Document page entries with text
--
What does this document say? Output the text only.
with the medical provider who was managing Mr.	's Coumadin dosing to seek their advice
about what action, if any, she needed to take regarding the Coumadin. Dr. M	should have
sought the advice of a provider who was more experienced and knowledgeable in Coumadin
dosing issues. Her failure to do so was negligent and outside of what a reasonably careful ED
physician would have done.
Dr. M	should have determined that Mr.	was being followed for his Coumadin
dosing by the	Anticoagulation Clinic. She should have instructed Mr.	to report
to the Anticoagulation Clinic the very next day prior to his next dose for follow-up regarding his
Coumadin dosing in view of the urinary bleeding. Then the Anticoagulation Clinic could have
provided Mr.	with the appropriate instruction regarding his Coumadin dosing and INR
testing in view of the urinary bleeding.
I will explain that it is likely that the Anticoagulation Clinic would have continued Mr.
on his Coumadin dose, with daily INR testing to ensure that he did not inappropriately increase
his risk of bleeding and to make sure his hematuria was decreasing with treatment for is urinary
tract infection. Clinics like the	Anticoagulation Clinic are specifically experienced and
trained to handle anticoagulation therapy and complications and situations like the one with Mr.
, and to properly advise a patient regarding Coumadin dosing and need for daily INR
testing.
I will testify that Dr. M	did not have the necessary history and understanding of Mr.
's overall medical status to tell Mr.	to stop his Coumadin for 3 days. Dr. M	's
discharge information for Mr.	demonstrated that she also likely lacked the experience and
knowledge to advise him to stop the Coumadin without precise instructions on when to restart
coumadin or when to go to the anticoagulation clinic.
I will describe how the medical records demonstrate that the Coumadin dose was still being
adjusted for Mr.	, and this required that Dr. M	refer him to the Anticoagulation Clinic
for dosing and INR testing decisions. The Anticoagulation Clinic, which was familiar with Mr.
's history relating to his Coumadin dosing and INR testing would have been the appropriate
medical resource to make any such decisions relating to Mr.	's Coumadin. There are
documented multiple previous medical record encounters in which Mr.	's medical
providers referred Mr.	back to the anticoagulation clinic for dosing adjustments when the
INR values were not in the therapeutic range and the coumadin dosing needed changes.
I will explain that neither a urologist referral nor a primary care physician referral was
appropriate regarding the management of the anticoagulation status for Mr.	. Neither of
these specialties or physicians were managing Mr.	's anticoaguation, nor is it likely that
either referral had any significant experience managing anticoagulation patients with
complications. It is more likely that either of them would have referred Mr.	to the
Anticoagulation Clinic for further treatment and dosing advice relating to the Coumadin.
--
#### [REQUIRED ACTION]
Every entry needs to be copied exactly as it was written.

#### [SOLVED PROBLEM]
What does this document say? Output the text only.
with the medical provider who was managing Mr.	's Coumadin dosing to seek their advice
about what action, if any, she needed to take regarding the Coumadin. Dr. M	should have
sought the advice of a provider who was more experienced and knowledgeable in Coumadin
dosing issues. Her failure to do so was negligent and outside of what a reasonably careful ED
physician would have done.
Dr. M	should have determined that Mr.	was being followed for his Coumadin
dosing by the	Anticoagulation Clinic. She should have instructed Mr.	to report
to the Anticoagulation Clinic the very next day prior to his next dose for follow-up regarding his
Coumadin dosing in view of the urinary bleeding. Then the Anticoagulation Clinic could have
provided Mr.	with the appropriate instruction regarding his Coumadin dosing and INR
testing in view of the urinary bleeding.
I will explain that it is likely that the Anticoagulation Clinic would have continued Mr.
on his Coumadin dose, with daily INR testing to ensure that he did not inappropriately increase
his risk of bleeding and to make sure his hematuria was decreasing with treatment for is urinary
tract infection. Clinics like the	Anticoagulation Clinic are specifically experienced and
trained to handle anticoagulation therapy and complications and situations like the one with Mr.
, and to properly advise a patient regarding Coumadin dosing and need for daily INR
testing.
I will testify that Dr. M	did not have the necessary history and understanding of Mr.
's overall medical status to tell Mr.	to stop his Coumadin for 3 days. Dr. M	's
discharge information for Mr.	demonstrated that she also likely lacked the experience and
knowledge to advise him to stop the Coumadin without precise instructions on when to restart
coumadin or when to go to the anticoagulation clinic.
I will describe how the medical records demonstrate that the Coumadin dose was still being
adjusted for Mr.	, and this required that Dr. M	refer him to the Anticoagulation Clinic
for dosing and INR testing decisions. The Anticoagulation Clinic, which was familiar with Mr.
's history relating to his Coumadin dosing and INR testing would have been the appropriate
medical resource to make any such decisions relating to Mr.	's Coumadin. There are
documented multiple previous medical record encounters in which Mr.	's medical
providers referred Mr.	back to the anticoagulation clinic for dosing adjustments when the
INR values were not in the therapeutic range and the coumadin dosing needed changes.
I will explain that neither a urologist referral nor a primary care physician referral was
appropriate regarding the management of the anticoagulation status for Mr.	. Neither of
these specialties or physicians were managing Mr.	's anticoaguation, nor is it likely that
either referral had any significant experience managing anticoagulation patients with
complications. It is more likely that either of them would have referred Mr.	to the
Anticoagulation Clinic for further treatment and dosing advice relating to the Coumadin.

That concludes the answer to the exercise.